Dataset records

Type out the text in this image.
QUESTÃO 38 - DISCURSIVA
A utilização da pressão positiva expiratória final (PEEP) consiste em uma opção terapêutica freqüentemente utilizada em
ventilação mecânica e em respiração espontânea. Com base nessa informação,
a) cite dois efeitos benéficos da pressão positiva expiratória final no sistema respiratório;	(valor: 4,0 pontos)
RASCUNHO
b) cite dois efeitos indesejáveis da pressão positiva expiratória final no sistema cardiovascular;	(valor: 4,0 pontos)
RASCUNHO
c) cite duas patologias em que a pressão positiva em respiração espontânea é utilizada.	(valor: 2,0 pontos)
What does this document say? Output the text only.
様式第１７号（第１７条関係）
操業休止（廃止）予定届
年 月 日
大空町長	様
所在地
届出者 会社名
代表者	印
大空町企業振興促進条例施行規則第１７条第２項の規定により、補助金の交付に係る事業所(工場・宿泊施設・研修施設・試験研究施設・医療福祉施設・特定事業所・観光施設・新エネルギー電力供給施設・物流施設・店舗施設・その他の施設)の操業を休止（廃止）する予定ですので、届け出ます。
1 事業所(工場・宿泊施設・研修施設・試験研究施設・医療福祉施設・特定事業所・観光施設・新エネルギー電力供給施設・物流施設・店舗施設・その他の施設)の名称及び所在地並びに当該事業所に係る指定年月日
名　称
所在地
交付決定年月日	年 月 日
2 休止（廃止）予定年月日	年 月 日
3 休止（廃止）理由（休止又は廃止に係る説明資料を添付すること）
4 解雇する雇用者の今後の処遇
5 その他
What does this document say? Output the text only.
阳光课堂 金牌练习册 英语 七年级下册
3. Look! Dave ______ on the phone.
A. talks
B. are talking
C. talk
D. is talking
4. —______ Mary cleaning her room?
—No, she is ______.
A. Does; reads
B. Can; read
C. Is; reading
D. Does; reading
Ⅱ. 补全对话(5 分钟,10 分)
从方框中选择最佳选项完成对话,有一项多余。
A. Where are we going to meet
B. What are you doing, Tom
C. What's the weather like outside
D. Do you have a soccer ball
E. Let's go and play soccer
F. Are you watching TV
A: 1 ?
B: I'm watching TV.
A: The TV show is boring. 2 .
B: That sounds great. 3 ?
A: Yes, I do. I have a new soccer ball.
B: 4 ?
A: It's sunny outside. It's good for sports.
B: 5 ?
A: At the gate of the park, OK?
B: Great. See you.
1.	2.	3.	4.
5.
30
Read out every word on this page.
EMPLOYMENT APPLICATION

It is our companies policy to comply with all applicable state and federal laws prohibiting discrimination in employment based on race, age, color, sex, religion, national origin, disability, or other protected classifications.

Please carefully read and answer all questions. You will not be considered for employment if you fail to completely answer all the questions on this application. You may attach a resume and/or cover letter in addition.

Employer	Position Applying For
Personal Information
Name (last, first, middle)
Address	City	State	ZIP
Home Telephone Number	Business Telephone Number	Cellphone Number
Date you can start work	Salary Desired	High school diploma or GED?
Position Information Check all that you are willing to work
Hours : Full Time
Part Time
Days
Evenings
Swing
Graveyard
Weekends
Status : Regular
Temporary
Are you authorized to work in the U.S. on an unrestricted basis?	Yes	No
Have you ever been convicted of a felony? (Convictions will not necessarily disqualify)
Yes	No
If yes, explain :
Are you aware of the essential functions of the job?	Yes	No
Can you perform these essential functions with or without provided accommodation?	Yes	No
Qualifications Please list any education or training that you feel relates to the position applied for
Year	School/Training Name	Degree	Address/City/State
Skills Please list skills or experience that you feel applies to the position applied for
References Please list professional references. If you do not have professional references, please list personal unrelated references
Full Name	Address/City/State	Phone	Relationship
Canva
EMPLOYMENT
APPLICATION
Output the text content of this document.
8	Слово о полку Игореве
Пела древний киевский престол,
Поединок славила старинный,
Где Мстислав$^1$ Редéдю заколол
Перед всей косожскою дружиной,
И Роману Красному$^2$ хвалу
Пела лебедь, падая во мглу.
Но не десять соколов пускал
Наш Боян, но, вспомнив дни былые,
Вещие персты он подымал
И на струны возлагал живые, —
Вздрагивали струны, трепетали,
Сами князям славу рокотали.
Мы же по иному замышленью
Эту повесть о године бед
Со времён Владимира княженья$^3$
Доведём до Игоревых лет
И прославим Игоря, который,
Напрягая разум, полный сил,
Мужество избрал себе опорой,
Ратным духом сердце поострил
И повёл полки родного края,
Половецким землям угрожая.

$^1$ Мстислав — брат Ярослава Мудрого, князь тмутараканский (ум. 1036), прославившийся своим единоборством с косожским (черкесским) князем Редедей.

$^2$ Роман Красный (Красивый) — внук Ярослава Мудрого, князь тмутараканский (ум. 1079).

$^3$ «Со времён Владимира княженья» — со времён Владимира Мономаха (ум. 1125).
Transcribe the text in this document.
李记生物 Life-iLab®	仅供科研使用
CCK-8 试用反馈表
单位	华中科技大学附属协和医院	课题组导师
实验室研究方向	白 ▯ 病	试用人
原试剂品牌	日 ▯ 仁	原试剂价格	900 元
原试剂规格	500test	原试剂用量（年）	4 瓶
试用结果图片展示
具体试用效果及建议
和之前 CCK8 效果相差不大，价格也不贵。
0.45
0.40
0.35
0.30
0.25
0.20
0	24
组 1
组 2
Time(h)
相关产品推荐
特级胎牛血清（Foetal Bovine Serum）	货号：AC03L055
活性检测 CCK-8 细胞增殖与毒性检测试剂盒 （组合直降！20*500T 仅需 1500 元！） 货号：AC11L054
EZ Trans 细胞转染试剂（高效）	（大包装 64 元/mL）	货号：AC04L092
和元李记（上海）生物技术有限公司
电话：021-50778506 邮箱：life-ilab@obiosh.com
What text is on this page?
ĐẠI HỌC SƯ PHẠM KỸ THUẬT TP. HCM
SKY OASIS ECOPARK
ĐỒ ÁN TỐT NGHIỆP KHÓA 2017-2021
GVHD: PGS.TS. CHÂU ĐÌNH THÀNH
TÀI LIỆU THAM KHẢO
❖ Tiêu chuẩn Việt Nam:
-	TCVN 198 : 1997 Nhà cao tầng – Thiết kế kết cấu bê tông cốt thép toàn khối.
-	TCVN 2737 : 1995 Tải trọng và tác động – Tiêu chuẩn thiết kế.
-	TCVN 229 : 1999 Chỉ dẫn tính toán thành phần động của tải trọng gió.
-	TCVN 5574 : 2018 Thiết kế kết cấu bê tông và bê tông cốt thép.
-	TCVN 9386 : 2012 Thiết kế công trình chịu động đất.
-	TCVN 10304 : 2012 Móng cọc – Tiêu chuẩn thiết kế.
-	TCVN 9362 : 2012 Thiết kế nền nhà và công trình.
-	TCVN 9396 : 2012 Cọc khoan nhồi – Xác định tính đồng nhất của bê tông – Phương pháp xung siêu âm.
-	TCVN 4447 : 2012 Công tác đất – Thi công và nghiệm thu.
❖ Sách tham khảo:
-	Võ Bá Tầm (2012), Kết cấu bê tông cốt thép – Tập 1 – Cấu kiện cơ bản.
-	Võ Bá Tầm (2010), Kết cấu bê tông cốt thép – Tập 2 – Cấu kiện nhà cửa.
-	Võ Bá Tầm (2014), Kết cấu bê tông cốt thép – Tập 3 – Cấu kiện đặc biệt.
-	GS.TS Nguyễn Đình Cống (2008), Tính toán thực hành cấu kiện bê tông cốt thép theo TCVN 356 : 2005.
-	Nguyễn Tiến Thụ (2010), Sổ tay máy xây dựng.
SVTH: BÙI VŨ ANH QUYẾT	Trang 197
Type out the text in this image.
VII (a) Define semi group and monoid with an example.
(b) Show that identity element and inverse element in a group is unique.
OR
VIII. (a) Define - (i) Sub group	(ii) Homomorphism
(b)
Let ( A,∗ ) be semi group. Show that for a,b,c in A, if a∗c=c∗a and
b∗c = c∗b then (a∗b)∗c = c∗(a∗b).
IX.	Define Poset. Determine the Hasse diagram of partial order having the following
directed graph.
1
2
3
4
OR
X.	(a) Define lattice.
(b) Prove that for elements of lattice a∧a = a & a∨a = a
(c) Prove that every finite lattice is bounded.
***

Challenge -
Exactly as written, give again every line from the one containing "What text is on this page?" through the last line of the material above, and no other lines.

Solution -
What text is on this page?
ĐẠI HỌC SƯ PHẠM KỸ THUẬT TP. HCM
SKY OASIS ECOPARK
ĐỒ ÁN TỐT NGHIỆP KHÓA 2017-2021
GVHD: PGS.TS. CHÂU ĐÌNH THÀNH
TÀI LIỆU THAM KHẢO
❖ Tiêu chuẩn Việt Nam:
-	TCVN 198 : 1997 Nhà cao tầng – Thiết kế kết cấu bê tông cốt thép toàn khối.
-	TCVN 2737 : 1995 Tải trọng và tác động – Tiêu chuẩn thiết kế.
-	TCVN 229 : 1999 Chỉ dẫn tính toán thành phần động của tải trọng gió.
-	TCVN 5574 : 2018 Thiết kế kết cấu bê tông và bê tông cốt thép.
-	TCVN 9386 : 2012 Thiết kế công trình chịu động đất.
-	TCVN 10304 : 2012 Móng cọc – Tiêu chuẩn thiết kế.
-	TCVN 9362 : 2012 Thiết kế nền nhà và công trình.
-	TCVN 9396 : 2012 Cọc khoan nhồi – Xác định tính đồng nhất của bê tông – Phương pháp xung siêu âm.
-	TCVN 4447 : 2012 Công tác đất – Thi công và nghiệm thu.
❖ Sách tham khảo:
-	Võ Bá Tầm (2012), Kết cấu bê tông cốt thép – Tập 1 – Cấu kiện cơ bản.
-	Võ Bá Tầm (2010), Kết cấu bê tông cốt thép – Tập 2 – Cấu kiện nhà cửa.
-	Võ Bá Tầm (2014), Kết cấu bê tông cốt thép – Tập 3 – Cấu kiện đặc biệt.
-	GS.TS Nguyễn Đình Cống (2008), Tính toán thực hành cấu kiện bê tông cốt thép theo TCVN 356 : 2005.
-	Nguyễn Tiến Thụ (2010), Sổ tay máy xây dựng.
SVTH: BÙI VŨ ANH QUYẾT	Trang 197
Type out the text in this image.
VII (a) Define semi group and monoid with an example.
(b) Show that identity element and inverse element in a group is unique.
OR
VIII. (a) Define - (i) Sub group	(ii) Homomorphism
(b)
Let ( A,∗ ) be semi group. Show that for a,b,c in A, if a∗c=c∗a and
b∗c = c∗b then (a∗b)∗c = c∗(a∗b).
IX.	Define Poset. Determine the Hasse diagram of partial order having the following
directed graph.
1
2
3
4
OR
X.	(a) Define lattice.
(b) Prove that for elements of lattice a∧a = a & a∨a = a
(c) Prove that every finite lattice is bounded.
***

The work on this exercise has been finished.